> _Work instructions_: Carry on the oven lock passage from its last sentence, describing a further aspect of the mechanism in the same style.

According to one aspect of the disclosure, an oven locking mechanism for a self-cleaning oven is provided. The oven includes an oven compartment having an opening defined by a top frame wall, a bottom frame wall and side frame walls. The oven includes an oven door having a top wall, a bottom wall and side walls configured to close the oven compartment. The top walls of the oven frame and the oven door have a central region displaced from the side walls. The oven locking mechanism comprises a latch, an electromechanical actuator, a switch, a plunger and a switch actuator. The latch is mounted to extend forwardly beyond the central region of the top wall of the oven frame to engage a portion of the door located in the central region when moved into a latched position. The electromechanical actuator is coupled to the latch for moving the latch to the latched position when actuated. The switch is electrically coupled to the electromechanical actuator and configured to enable the electromechanical actuator when in a first state and disable the electromechanical actuator when in a second state. The switch is mounted to the oven away from the opening. The plunger is mounted in the central region of the top wall of the frame for movement relative to the frame. The plunger has a door engaging end which when the plunger is in a first position extends forward beyond the frame of the oven in a position to be engaged by a portion of the door in the central region of the top wall during closure of the oven door. The switch actuator is configured to change the state of the switch between the first and second states based on the position of the plunger.

In another aspect of the disclosed device, an oven lock mechanism is provided for a self-cleaning oven having a front, a rear and a front opening oven compartment and an oven door configured to close the oven compartment. The lock mechanism comprises a latch mechanism, a switch and a switch actuator mechanism. The latch mechanism latches the door by engaging a portion of the door. The latch mechanism includes a latch, an electromechanical actuator, and drive circuitry. The latch is mounted for movement relative to the oven frame between a first position in which the oven door opens and closes freely without being inhibited by the latch and a second position in which the latch inhibits opening a closed oven door. The electromechanical actuator is coupled to the latch for moving the latch between the first and the second positions. The drive circuitry is configured to selectively drive the electromechanical actuator. The switch is electrically coupled to the drive circuitry and configured to enable the drive circuitry when in a first state and disable the drive circuitry when in a second state. The switch is mounted to the oven at the rear of the oven. The switch actuator mechanism includes a plunger and a switch actuator. The plunger is mounted to the front of the oven for movement relative to the oven. The plunger has a door engaging end which when the plunger is in a first position extends forward beyond the frame of the oven in a position to be engaged by a portion of the oven door during closure of the oven door. The switch actuator mechanism is configured to change the state of the switch between the first and second states based on the position of the switch plunger. The plunger and latch are mounted to engage a portion of the door not seriously affected by door warpage or bending.

> _Record set_:
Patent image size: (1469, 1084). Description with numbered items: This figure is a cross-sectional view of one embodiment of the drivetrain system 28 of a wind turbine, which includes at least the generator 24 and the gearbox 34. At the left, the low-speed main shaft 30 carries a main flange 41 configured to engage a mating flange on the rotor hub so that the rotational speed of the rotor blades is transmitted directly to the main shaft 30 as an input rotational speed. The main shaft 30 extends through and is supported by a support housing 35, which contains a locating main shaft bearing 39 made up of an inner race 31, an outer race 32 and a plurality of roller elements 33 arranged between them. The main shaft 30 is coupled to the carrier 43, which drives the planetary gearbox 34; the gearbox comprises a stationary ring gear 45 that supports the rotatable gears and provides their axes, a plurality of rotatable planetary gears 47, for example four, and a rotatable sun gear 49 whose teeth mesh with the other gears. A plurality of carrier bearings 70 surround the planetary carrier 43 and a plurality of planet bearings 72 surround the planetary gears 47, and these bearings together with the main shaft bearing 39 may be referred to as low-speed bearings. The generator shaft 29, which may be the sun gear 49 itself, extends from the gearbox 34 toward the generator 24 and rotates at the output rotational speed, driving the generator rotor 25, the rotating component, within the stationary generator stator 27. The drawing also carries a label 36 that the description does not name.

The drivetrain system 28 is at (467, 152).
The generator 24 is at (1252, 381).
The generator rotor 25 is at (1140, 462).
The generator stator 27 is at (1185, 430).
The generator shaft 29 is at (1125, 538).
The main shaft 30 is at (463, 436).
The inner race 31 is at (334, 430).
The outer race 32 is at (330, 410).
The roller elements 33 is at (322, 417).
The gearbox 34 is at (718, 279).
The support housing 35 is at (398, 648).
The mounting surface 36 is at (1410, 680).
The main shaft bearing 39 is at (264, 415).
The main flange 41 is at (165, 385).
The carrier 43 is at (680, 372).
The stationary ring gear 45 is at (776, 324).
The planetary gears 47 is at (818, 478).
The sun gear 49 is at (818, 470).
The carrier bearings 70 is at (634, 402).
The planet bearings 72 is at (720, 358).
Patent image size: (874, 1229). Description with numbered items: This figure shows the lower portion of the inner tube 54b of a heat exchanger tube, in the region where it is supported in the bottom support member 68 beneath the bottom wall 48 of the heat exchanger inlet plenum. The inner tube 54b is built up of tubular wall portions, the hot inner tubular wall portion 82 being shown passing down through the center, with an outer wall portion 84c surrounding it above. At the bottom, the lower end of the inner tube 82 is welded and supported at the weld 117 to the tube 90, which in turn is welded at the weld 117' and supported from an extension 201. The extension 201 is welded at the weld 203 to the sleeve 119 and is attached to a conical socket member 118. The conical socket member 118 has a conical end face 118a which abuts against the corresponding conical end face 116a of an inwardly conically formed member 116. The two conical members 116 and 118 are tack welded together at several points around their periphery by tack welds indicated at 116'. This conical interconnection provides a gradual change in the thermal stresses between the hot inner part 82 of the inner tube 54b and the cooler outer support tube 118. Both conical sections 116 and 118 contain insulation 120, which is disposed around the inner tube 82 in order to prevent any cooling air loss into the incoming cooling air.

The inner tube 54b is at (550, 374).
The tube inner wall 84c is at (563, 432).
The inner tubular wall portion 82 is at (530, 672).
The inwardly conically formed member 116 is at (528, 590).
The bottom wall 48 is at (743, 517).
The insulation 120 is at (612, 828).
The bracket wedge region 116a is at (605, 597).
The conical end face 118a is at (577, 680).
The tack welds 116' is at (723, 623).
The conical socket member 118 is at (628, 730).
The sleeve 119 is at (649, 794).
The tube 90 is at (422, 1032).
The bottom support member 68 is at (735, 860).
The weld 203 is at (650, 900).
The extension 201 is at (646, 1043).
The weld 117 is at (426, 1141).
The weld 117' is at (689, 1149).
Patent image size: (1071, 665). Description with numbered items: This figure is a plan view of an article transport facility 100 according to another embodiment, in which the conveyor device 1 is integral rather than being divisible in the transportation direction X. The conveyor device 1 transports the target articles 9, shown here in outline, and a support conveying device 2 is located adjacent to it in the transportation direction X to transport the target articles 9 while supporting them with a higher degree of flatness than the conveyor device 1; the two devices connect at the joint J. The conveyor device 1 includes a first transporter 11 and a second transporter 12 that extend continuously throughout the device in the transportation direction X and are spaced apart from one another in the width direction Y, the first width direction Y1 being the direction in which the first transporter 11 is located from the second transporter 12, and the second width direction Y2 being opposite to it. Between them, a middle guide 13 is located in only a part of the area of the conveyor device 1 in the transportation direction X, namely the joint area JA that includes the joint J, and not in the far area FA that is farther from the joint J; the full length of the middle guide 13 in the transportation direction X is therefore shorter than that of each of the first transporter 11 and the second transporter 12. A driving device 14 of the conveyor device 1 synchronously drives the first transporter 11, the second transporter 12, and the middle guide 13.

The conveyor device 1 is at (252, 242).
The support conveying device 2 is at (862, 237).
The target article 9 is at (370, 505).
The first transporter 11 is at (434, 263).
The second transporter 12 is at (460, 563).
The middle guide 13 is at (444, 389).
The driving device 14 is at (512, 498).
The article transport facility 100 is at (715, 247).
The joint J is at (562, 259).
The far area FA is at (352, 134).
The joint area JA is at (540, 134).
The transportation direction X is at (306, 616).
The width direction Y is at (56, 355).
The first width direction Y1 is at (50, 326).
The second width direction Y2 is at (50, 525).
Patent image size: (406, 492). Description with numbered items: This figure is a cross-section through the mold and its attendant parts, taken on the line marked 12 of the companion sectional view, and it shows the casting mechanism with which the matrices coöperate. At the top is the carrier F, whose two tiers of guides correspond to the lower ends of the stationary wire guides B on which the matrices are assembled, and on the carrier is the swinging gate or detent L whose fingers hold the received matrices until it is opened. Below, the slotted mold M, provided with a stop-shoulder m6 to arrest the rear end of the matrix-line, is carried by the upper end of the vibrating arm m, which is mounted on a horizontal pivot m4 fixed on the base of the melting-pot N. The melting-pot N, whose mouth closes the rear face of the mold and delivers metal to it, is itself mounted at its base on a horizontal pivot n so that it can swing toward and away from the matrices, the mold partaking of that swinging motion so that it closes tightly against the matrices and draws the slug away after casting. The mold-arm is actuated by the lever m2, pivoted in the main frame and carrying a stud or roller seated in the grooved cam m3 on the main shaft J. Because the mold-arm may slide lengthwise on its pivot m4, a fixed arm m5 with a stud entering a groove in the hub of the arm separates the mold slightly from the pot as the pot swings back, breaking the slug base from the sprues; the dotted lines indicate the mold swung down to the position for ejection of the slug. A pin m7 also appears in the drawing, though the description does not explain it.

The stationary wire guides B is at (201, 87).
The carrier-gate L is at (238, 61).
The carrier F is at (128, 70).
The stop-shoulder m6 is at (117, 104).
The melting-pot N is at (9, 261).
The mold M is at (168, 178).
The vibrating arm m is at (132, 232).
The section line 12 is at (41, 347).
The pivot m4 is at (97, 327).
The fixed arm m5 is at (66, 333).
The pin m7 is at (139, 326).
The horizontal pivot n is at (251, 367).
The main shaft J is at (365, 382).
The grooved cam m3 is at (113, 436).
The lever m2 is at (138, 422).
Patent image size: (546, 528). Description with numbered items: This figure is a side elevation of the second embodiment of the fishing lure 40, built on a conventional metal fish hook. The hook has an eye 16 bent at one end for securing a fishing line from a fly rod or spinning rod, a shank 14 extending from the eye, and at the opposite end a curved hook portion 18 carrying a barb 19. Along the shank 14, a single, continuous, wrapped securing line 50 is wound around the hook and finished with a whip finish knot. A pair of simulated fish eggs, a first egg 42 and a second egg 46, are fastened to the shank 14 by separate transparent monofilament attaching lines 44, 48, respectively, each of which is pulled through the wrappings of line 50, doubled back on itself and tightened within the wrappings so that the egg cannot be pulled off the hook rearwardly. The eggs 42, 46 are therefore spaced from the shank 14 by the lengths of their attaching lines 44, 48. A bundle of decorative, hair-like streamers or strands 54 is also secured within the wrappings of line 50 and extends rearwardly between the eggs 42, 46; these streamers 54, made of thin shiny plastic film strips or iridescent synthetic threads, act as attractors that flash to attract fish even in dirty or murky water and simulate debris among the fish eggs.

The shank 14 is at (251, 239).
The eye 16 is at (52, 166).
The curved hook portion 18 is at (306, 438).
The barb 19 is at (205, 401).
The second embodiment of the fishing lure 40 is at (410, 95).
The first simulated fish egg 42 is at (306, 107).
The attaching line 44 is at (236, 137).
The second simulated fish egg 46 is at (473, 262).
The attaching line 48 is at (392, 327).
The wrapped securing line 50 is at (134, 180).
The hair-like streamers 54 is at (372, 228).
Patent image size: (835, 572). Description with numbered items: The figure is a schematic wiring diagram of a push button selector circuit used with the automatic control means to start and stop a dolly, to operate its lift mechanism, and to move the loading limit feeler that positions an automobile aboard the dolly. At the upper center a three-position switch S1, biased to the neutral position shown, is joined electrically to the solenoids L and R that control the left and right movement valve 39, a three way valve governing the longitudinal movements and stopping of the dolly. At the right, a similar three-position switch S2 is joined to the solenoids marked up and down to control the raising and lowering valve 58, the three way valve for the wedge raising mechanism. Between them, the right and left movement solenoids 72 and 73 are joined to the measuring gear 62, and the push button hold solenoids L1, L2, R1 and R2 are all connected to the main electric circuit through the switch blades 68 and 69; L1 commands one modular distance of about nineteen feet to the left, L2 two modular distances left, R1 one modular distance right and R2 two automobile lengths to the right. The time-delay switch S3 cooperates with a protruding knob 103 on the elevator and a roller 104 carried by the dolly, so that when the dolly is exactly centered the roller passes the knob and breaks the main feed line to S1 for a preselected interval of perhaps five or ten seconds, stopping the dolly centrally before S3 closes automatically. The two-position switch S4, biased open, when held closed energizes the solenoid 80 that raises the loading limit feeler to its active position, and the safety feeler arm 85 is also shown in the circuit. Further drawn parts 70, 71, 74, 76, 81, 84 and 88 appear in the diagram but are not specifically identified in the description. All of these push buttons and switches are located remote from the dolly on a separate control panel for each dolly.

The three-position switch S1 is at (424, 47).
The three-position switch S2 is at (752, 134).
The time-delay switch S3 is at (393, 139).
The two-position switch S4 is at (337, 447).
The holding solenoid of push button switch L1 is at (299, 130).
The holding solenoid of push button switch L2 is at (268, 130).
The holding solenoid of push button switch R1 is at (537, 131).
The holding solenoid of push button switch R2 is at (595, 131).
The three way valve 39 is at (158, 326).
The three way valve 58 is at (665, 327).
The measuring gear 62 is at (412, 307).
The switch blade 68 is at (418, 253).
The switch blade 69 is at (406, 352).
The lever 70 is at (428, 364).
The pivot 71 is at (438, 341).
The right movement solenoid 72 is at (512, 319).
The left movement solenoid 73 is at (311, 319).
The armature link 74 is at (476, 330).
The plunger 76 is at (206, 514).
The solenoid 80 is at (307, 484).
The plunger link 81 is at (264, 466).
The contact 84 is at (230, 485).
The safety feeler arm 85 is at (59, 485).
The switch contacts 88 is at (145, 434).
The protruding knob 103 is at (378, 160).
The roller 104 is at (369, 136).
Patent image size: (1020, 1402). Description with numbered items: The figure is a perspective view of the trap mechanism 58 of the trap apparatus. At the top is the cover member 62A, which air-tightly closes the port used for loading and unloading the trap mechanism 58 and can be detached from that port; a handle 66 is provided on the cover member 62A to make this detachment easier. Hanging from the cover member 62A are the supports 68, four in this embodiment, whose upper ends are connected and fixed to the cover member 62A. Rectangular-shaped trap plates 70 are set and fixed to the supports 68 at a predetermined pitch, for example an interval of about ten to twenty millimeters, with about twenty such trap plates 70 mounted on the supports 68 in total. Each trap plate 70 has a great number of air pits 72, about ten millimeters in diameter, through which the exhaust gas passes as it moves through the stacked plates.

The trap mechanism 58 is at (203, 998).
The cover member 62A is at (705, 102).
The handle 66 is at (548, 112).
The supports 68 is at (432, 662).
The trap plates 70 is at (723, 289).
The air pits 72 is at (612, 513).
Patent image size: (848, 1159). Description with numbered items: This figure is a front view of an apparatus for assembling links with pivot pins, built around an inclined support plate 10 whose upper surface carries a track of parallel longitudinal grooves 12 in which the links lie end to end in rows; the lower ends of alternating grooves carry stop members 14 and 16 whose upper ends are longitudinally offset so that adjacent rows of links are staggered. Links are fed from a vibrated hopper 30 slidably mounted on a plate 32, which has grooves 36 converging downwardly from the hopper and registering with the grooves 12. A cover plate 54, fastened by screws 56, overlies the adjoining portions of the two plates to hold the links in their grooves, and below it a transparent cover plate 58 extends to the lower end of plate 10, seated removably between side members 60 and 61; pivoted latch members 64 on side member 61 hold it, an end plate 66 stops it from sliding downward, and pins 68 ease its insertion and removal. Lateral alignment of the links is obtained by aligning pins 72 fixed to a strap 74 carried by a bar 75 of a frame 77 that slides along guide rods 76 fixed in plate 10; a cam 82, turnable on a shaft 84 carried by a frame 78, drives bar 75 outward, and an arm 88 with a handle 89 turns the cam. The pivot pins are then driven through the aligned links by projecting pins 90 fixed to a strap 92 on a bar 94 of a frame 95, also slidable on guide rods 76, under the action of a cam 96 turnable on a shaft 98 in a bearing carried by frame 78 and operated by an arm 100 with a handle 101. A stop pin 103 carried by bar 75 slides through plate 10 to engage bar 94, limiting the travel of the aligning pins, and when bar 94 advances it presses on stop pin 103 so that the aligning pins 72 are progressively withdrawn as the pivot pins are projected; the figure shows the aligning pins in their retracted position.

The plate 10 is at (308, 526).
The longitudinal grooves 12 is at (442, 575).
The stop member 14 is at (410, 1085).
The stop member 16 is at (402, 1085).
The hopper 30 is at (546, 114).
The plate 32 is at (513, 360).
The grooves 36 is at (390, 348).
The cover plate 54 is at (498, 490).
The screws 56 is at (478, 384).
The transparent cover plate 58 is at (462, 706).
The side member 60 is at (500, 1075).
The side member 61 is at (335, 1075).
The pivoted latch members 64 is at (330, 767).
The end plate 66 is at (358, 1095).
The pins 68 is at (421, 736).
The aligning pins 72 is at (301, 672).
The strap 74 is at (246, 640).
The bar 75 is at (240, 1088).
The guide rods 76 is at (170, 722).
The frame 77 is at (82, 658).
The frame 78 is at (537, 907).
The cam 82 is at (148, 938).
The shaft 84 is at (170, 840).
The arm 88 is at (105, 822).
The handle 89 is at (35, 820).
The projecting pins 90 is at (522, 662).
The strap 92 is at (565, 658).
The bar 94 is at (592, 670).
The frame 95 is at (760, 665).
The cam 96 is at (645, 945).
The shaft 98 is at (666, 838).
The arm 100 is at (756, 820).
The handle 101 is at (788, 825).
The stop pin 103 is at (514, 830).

> _Exercise answer_:
According to yet another aspect of the disclosed device, an oven lock mechanism is provided for an oven having a front opening oven compartment having a back wall and side walls, a top frame wall disposed above the oven compartment and having a central portion displaced from the side walls and a door configured to close the oven compartment by pivoting from an open to a closed position. The lock mechanism comprises front and rear mounting plate portions, a latch, a motor, a switch and a switch actuating mechanism. The front mounting plate portion is mounted to the center portion of the top frame wall. The rear mounting plate portion is mounted to the back wall of the oven compartment. The latch is pivotally mounted to the front mounting plate portion. The latch comprises a latch hook extending forwardly beyond the top frame wall. The latch is configured to pivot between a latched position wherein the latch hook engages and inhibits pivotal movement of the door and an unlatched position wherein the latch does not inhibit pivotal movement of the door. The motor is coupled to the latch to move the same between the latched and unlatched positions when driven. The switch is configured to enable the motor to be driven when in a first state and disable the motor from being driven when in a second state. The switch is mounted to the rear mounting plate portion. The switch actuating mechanism includes an engagement portion and an actuator portion. The engagement portion is mounted for movement relative to the front mounting plate portion and configured to engage and be moved by the door during pivotal movement of the door. The actuator portion is coupled to the engagement portion and configured to change the state of the switch from the second state to the first state in response to movement of the engagement portion.

Additional features and advantages of the present invention will become apparent to those skilled in the art upon consideration of the following detailed description of preferred embodiments exemplifying the best mode of carrying out the invention as presently perceived.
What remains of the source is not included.